State the number of lines that include the string "domy", and write nothing else.

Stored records
· · ·

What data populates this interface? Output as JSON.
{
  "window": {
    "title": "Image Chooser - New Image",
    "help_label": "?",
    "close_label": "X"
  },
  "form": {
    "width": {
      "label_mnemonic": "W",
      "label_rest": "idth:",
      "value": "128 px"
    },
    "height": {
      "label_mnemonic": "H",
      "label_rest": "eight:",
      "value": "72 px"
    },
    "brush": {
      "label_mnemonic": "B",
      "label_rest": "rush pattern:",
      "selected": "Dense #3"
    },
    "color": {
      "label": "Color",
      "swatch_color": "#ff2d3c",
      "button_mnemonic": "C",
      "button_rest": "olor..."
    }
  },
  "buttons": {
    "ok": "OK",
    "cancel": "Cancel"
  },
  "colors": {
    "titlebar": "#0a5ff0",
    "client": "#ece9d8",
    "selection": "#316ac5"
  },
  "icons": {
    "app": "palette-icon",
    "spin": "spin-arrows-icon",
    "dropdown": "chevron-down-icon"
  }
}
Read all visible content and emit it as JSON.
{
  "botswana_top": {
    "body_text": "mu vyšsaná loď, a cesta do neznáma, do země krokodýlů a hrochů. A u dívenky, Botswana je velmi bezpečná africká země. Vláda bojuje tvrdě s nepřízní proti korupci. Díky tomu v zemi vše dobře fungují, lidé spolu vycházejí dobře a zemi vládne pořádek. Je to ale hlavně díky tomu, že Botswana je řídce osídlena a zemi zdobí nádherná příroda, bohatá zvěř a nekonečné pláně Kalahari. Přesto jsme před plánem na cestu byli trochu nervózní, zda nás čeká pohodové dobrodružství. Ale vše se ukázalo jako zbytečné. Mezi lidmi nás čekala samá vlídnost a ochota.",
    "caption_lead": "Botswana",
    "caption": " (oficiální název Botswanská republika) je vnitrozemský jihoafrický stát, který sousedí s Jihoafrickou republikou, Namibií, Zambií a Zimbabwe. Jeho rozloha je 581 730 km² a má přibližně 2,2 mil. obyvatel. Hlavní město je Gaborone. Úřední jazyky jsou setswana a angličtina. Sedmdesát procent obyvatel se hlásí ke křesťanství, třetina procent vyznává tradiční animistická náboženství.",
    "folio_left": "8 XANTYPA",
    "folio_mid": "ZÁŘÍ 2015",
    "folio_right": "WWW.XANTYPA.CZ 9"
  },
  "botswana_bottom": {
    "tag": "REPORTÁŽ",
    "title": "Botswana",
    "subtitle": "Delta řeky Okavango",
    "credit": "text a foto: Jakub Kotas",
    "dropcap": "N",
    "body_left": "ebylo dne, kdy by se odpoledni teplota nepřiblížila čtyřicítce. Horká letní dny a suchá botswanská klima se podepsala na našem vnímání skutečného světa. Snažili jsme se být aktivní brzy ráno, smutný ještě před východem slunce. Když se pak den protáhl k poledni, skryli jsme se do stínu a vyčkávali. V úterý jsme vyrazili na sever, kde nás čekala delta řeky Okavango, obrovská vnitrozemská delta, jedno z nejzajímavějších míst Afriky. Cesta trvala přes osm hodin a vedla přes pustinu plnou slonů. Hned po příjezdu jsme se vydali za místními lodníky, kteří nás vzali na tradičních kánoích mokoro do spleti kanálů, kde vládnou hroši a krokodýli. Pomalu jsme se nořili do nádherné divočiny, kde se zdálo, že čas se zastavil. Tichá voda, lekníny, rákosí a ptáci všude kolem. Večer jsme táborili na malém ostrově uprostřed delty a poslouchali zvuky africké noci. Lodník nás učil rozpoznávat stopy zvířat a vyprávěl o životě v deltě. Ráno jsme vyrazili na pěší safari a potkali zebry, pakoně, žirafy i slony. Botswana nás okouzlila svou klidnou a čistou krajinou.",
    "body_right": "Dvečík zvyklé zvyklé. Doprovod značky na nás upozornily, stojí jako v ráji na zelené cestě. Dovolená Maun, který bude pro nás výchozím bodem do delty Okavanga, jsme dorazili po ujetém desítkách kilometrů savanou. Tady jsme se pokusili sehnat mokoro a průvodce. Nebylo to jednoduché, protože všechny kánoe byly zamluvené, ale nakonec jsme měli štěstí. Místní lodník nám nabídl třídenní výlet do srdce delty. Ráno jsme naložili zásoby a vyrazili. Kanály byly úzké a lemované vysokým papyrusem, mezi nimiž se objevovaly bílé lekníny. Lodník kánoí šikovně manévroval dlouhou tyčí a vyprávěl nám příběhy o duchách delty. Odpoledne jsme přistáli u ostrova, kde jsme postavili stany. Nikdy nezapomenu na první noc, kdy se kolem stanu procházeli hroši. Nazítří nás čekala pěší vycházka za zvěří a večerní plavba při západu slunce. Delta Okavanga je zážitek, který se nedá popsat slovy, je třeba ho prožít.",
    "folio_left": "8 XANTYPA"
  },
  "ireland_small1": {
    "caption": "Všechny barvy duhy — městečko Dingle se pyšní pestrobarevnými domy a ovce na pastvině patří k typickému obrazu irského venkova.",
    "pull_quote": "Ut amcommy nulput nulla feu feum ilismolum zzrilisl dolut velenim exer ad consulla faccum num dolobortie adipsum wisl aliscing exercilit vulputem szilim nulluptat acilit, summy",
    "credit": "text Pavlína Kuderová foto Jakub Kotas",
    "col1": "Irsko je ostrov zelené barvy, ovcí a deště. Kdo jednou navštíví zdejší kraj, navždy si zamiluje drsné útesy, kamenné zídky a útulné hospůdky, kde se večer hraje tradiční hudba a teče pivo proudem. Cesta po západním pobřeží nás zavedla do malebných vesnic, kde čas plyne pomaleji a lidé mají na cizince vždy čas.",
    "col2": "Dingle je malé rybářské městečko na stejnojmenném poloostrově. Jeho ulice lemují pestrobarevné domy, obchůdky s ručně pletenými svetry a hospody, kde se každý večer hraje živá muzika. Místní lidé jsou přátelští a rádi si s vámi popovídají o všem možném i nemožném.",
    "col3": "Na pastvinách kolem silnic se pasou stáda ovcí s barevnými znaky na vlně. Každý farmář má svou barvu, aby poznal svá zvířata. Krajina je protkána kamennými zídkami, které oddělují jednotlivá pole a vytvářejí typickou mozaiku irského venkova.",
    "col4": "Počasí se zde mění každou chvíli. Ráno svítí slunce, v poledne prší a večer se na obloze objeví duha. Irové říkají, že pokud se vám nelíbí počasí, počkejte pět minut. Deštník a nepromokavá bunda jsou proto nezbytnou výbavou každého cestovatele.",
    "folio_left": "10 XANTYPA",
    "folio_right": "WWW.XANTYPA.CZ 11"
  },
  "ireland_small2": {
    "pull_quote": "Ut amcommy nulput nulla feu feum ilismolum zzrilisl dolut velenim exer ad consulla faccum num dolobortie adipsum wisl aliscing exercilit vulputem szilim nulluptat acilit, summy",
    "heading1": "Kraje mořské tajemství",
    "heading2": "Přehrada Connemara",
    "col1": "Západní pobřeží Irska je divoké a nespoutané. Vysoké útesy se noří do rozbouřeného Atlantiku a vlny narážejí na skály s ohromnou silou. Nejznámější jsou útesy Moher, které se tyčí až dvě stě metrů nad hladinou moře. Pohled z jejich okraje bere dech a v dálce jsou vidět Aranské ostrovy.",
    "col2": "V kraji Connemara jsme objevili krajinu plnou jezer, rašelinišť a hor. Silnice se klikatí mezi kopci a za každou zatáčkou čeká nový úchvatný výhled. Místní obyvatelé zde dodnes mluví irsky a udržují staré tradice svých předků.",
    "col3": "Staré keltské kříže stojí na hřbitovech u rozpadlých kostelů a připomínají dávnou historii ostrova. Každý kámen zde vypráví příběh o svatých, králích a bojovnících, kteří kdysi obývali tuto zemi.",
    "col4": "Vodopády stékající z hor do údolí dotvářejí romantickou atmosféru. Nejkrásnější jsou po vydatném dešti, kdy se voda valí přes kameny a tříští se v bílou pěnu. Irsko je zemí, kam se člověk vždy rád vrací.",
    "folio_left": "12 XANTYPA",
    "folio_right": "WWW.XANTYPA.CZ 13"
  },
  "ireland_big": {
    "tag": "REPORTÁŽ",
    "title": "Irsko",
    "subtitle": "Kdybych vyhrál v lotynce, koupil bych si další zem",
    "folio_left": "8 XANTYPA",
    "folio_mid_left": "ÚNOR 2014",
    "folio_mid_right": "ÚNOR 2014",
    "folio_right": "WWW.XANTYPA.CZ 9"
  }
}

· · ·

• [Result of this task]:
2